++++ DATA FOR THIS EXERCISE ++++

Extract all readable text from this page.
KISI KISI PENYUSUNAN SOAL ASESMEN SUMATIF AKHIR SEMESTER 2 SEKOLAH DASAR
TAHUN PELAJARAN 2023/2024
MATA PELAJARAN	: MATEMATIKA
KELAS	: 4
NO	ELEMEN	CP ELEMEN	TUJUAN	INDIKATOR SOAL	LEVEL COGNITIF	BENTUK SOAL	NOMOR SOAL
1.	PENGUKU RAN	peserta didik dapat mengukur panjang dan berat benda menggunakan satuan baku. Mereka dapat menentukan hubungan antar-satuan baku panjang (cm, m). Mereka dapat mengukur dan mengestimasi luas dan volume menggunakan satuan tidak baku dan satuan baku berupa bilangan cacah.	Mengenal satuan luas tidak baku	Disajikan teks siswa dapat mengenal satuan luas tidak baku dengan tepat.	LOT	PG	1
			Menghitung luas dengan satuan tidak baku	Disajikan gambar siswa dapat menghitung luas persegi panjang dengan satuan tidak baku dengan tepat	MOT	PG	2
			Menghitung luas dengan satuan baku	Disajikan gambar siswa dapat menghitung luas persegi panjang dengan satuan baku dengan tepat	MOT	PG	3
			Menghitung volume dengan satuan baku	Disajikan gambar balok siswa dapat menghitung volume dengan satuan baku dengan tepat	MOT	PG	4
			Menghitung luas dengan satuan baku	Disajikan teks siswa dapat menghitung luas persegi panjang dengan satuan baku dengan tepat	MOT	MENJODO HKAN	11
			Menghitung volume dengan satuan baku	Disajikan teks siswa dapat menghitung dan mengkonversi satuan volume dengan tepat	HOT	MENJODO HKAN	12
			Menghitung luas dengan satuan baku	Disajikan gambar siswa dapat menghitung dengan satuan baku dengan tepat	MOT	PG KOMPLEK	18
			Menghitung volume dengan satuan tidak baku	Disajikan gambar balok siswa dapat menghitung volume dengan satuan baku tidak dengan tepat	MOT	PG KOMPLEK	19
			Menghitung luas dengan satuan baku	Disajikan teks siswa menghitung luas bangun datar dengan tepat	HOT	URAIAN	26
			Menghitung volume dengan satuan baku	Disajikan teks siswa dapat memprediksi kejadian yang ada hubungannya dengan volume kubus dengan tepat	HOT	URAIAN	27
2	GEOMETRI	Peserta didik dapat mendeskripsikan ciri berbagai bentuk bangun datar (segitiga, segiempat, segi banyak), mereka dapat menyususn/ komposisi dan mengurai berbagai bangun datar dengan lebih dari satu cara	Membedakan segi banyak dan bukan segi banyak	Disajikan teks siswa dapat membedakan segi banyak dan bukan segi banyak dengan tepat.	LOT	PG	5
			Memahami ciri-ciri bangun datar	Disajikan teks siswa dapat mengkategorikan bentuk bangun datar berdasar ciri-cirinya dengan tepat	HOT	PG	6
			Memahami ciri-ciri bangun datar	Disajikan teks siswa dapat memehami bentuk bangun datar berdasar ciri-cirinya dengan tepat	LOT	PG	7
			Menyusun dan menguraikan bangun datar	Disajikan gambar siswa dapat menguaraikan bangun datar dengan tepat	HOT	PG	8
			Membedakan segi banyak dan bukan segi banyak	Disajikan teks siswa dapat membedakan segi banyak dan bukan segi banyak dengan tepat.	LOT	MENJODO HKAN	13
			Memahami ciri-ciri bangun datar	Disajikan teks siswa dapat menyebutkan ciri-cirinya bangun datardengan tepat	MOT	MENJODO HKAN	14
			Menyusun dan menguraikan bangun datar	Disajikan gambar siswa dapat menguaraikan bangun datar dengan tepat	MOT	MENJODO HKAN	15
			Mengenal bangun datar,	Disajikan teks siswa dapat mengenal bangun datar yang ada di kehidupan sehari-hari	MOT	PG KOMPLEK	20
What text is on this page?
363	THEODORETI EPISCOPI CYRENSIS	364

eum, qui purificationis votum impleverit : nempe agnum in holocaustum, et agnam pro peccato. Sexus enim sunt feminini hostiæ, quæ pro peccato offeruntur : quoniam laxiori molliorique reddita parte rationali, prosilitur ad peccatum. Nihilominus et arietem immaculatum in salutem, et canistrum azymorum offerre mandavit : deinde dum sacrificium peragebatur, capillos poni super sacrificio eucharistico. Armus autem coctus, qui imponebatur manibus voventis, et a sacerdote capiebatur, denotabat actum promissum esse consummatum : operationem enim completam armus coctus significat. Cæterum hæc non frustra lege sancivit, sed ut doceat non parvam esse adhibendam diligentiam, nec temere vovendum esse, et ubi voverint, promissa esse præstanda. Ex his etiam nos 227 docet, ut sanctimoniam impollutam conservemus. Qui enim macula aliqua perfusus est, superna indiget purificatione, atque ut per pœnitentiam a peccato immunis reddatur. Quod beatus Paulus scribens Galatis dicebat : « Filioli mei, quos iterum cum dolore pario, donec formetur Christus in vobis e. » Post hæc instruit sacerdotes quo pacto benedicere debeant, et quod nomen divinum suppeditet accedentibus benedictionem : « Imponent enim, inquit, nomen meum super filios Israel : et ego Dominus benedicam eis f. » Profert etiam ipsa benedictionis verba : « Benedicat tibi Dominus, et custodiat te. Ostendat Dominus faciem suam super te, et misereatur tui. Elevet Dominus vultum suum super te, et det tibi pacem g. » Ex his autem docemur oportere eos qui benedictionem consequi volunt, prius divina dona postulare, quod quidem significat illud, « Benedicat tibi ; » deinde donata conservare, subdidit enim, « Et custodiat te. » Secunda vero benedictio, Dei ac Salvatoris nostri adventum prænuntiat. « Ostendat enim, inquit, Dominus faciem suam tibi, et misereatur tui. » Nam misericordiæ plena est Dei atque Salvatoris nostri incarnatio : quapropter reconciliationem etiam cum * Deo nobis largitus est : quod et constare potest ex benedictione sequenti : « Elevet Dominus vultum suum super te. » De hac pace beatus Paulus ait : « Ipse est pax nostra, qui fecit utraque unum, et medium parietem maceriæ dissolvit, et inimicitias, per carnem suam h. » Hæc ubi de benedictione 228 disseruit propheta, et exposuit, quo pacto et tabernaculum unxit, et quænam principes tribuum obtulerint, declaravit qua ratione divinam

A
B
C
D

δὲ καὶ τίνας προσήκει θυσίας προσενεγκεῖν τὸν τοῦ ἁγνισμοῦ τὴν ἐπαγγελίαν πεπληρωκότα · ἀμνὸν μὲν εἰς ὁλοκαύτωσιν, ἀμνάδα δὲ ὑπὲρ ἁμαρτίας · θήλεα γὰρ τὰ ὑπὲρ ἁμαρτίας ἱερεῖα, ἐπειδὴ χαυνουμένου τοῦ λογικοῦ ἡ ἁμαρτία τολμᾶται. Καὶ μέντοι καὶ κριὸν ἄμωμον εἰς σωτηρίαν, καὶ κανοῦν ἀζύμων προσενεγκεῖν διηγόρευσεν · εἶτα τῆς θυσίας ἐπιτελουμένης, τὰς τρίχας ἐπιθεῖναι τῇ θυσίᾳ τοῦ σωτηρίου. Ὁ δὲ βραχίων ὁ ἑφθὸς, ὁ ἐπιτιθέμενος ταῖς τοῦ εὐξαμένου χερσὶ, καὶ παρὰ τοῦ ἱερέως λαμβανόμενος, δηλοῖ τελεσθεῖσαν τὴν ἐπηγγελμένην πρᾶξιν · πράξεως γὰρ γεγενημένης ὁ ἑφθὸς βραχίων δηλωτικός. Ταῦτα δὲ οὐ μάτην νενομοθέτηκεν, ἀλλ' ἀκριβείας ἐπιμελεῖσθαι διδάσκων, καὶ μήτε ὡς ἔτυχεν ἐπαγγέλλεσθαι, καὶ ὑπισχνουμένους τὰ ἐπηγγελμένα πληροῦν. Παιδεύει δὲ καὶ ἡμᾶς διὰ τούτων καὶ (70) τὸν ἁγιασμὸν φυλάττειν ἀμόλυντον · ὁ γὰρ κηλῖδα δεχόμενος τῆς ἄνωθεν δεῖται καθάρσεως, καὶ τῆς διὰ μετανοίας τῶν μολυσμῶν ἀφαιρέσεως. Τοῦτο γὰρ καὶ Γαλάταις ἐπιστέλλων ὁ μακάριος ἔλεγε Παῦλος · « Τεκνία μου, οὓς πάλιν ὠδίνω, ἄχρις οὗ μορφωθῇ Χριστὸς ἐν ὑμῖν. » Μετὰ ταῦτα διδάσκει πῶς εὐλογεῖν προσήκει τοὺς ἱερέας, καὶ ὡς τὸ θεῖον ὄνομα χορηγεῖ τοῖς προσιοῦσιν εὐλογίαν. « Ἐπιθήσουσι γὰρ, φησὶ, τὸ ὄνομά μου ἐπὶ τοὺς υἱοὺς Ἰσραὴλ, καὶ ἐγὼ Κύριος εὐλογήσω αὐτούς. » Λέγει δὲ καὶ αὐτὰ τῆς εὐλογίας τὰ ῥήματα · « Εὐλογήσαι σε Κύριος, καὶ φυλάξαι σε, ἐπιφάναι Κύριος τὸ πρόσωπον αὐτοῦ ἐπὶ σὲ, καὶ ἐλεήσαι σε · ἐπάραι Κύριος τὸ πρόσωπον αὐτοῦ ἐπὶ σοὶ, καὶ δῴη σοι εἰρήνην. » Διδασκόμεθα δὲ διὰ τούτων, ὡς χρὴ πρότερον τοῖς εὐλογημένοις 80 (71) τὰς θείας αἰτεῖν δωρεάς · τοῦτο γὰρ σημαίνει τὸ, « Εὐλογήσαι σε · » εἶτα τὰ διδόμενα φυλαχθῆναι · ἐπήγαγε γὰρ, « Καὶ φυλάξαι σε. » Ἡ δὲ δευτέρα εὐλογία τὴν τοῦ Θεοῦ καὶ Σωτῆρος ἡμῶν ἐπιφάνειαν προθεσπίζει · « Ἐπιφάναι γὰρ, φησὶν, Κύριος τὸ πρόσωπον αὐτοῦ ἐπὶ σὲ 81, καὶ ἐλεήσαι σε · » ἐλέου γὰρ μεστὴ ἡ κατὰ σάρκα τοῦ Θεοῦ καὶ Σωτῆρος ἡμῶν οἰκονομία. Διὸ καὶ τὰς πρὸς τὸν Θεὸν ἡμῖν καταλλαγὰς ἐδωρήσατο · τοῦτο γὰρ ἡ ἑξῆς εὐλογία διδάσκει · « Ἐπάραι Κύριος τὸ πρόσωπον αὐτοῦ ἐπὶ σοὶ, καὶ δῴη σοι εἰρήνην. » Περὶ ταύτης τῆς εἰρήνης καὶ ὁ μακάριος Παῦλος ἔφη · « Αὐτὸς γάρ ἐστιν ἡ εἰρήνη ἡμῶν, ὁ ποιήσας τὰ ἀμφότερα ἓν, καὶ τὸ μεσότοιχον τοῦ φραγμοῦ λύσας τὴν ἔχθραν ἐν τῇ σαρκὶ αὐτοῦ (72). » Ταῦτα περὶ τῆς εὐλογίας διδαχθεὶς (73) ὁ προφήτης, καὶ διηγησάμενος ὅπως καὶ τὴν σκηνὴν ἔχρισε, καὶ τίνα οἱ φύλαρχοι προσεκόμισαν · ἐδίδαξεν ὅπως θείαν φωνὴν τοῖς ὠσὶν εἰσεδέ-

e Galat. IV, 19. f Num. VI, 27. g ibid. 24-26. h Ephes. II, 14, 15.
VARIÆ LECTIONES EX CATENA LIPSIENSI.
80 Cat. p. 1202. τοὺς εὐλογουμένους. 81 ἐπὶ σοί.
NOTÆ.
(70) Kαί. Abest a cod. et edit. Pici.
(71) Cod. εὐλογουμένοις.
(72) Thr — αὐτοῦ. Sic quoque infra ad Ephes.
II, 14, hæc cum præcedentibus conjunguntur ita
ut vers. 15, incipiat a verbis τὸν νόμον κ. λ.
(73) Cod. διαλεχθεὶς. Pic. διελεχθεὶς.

++++

PROBLEM STATEMENT —
Return each line in the records that holds the string "menguraikan".

FULL ANSWER —
			Menyusun dan menguraikan bangun datar	Disajikan gambar siswa dapat menguaraikan bangun datar dengan tepat	HOT	PG	8
			Menyusun dan menguraikan bangun datar	Disajikan gambar siswa dapat menguaraikan bangun datar dengan tepat	MOT	MENJODO HKAN	15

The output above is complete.